EXERCISE INSTRUCTIONS ::
Repeat all of the material exactly as given.

SUPPLIED MATERIAL ::
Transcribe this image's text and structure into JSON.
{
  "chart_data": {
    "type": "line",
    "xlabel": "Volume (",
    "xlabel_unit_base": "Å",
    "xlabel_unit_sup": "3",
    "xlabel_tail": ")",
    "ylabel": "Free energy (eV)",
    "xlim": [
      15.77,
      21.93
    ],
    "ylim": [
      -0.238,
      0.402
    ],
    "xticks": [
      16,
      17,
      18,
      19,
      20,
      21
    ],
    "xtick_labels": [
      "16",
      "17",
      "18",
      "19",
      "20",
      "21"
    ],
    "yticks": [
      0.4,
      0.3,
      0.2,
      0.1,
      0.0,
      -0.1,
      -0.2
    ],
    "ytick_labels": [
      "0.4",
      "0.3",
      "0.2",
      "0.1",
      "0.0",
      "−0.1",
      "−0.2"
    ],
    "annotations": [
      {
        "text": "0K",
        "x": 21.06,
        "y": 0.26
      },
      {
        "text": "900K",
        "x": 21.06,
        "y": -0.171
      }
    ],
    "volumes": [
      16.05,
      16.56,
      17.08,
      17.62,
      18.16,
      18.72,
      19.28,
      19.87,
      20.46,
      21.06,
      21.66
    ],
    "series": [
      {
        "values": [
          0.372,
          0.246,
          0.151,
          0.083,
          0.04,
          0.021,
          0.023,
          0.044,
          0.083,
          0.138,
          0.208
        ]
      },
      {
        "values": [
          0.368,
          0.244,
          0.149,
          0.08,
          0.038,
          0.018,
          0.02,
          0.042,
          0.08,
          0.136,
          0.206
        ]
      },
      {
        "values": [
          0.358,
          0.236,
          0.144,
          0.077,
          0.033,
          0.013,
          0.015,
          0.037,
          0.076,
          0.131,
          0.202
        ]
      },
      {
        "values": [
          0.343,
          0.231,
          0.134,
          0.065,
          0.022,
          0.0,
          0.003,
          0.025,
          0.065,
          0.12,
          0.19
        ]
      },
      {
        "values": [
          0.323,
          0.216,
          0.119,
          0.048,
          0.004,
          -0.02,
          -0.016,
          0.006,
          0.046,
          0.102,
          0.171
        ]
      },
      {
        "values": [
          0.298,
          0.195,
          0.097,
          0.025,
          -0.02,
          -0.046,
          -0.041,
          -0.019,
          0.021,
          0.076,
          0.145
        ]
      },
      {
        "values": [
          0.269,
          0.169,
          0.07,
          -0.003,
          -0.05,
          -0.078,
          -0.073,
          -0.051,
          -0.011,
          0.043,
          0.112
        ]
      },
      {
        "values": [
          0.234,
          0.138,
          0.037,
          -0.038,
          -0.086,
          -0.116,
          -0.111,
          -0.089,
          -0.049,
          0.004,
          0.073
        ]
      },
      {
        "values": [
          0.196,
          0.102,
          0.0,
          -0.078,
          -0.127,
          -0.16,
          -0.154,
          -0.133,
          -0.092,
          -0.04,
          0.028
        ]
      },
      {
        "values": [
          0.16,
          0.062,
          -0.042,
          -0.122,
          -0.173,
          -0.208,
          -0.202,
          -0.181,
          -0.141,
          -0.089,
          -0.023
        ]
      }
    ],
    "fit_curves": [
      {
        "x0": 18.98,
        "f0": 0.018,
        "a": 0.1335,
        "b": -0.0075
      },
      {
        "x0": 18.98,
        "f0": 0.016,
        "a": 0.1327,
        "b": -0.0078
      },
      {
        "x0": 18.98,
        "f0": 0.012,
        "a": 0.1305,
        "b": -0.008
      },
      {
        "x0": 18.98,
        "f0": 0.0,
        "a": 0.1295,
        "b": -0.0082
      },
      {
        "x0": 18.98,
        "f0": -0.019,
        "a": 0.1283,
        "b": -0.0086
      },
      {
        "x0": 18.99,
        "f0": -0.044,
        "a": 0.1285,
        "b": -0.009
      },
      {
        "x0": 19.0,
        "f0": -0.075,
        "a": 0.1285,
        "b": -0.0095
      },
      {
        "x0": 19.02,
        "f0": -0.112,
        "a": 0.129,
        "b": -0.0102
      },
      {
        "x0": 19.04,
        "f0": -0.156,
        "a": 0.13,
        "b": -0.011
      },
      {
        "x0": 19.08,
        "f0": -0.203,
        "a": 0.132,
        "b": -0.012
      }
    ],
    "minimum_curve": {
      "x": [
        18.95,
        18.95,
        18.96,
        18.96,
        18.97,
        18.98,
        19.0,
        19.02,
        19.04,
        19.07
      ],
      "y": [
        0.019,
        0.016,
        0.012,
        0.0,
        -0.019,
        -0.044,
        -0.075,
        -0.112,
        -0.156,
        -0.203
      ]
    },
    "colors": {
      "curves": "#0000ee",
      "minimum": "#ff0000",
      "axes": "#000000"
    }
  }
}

TASK ANSWER ::
Transcribe this image's text and structure into JSON.
{
  "chart_data": {
    "type": "line",
    "xlabel": "Volume (",
    "xlabel_unit_base": "Å",
    "xlabel_unit_sup": "3",
    "xlabel_tail": ")",
    "ylabel": "Free energy (eV)",
    "xlim": [
      15.77,
      21.93
    ],
    "ylim": [
      -0.238,
      0.402
    ],
    "xticks": [
      16,
      17,
      18,
      19,
      20,
      21
    ],
    "xtick_labels": [
      "16",
      "17",
      "18",
      "19",
      "20",
      "21"
    ],
    "yticks": [
      0.4,
      0.3,
      0.2,
      0.1,
      0.0,
      -0.1,
      -0.2
    ],
    "ytick_labels": [
      "0.4",
      "0.3",
      "0.2",
      "0.1",
      "0.0",
      "−0.1",
      "−0.2"
    ],
    "annotations": [
      {
        "text": "0K",
        "x": 21.06,
        "y": 0.26
      },
      {
        "text": "900K",
        "x": 21.06,
        "y": -0.171
      }
    ],
    "volumes": [
      16.05,
      16.56,
      17.08,
      17.62,
      18.16,
      18.72,
      19.28,
      19.87,
      20.46,
      21.06,
      21.66
    ],
    "series": [
      {
        "values": [
          0.372,
          0.246,
          0.151,
          0.083,
          0.04,
          0.021,
          0.023,
          0.044,
          0.083,
          0.138,
          0.208
        ]
      },
      {
        "values": [
          0.368,
          0.244,
          0.149,
          0.08,
          0.038,
          0.018,
          0.02,
          0.042,
          0.08,
          0.136,
          0.206
        ]
      },
      {
        "values": [
          0.358,
          0.236,
          0.144,
          0.077,
          0.033,
          0.013,
          0.015,
          0.037,
          0.076,
          0.131,
          0.202
        ]
      },
      {
        "values": [
          0.343,
          0.231,
          0.134,
          0.065,
          0.022,
          0.0,
          0.003,
          0.025,
          0.065,
          0.12,
          0.19
        ]
      },
      {
        "values": [
          0.323,
          0.216,
          0.119,
          0.048,
          0.004,
          -0.02,
          -0.016,
          0.006,
          0.046,
          0.102,
          0.171
        ]
      },
      {
        "values": [
          0.298,
          0.195,
          0.097,
          0.025,
          -0.02,
          -0.046,
          -0.041,
          -0.019,
          0.021,
          0.076,
          0.145
        ]
      },
      {
        "values": [
          0.269,
          0.169,
          0.07,
          -0.003,
          -0.05,
          -0.078,
          -0.073,
          -0.051,
          -0.011,
          0.043,
          0.112
        ]
      },
      {
        "values": [
          0.234,
          0.138,
          0.037,
          -0.038,
          -0.086,
          -0.116,
          -0.111,
          -0.089,
          -0.049,
          0.004,
          0.073
        ]
      },
      {
        "values": [
          0.196,
          0.102,
          0.0,
          -0.078,
          -0.127,
          -0.16,
          -0.154,
          -0.133,
          -0.092,
          -0.04,
          0.028
        ]
      },
      {
        "values": [
          0.16,
          0.062,
          -0.042,
          -0.122,
          -0.173,
          -0.208,
          -0.202,
          -0.181,
          -0.141,
          -0.089,
          -0.023
        ]
      }
    ],
    "fit_curves": [
      {
        "x0": 18.98,
        "f0": 0.018,
        "a": 0.1335,
        "b": -0.0075
      },
      {
        "x0": 18.98,
        "f0": 0.016,
        "a": 0.1327,
        "b": -0.0078
      },
      {
        "x0": 18.98,
        "f0": 0.012,
        "a": 0.1305,
        "b": -0.008
      },
      {
        "x0": 18.98,
        "f0": 0.0,
        "a": 0.1295,
        "b": -0.0082
      },
      {
        "x0": 18.98,
        "f0": -0.019,
        "a": 0.1283,
        "b": -0.0086
      },
      {
        "x0": 18.99,
        "f0": -0.044,
        "a": 0.1285,
        "b": -0.009
      },
      {
        "x0": 19.0,
        "f0": -0.075,
        "a": 0.1285,
        "b": -0.0095
      },
      {
        "x0": 19.02,
        "f0": -0.112,
        "a": 0.129,
        "b": -0.0102
      },
      {
        "x0": 19.04,
        "f0": -0.156,
        "a": 0.13,
        "b": -0.011
      },
      {
        "x0": 19.08,
        "f0": -0.203,
        "a": 0.132,
        "b": -0.012
      }
    ],
    "minimum_curve": {
      "x": [
        18.95,
        18.95,
        18.96,
        18.96,
        18.97,
        18.98,
        19.0,
        19.02,
        19.04,
        19.07
      ],
      "y": [
        0.019,
        0.016,
        0.012,
        0.0,
        -0.019,
        -0.044,
        -0.075,
        -0.112,
        -0.156,
        -0.203
      ]
    },
    "colors": {
      "curves": "#0000ee",
      "minimum": "#ff0000",
      "axes": "#000000"
    }
  }
}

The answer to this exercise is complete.